[SUPPLIED DATA]

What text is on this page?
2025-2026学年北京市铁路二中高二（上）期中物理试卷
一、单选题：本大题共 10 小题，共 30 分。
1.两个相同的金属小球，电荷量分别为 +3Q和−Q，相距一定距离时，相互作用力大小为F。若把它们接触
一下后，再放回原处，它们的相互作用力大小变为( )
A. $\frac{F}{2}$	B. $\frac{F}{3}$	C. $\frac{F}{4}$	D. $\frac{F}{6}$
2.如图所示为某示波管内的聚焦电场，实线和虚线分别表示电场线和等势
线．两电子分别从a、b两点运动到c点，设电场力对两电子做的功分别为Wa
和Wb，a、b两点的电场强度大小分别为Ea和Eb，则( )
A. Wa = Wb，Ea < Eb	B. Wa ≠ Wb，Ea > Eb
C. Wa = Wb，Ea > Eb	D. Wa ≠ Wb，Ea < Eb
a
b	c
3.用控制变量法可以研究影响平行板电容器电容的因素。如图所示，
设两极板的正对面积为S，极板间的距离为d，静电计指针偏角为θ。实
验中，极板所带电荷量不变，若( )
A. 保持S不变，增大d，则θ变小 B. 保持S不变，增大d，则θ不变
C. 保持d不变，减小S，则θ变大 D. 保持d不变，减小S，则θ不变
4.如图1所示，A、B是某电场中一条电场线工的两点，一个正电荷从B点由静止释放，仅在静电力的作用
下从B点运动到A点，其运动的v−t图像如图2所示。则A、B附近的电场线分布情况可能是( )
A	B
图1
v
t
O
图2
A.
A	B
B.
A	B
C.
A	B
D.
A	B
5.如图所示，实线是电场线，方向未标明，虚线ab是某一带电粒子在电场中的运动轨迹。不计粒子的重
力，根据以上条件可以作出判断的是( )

[WRITTEN PROBLEM] Your task is to gather all lines from the entries above that hold the word "则θ不变".

[FINISHED EXERCISE]
A. 保持S不变，增大d，则θ变小 B. 保持S不变，增大d，则θ不变
C. 保持d不变，减小S，则θ变大 D. 保持d不变，减小S，则θ不变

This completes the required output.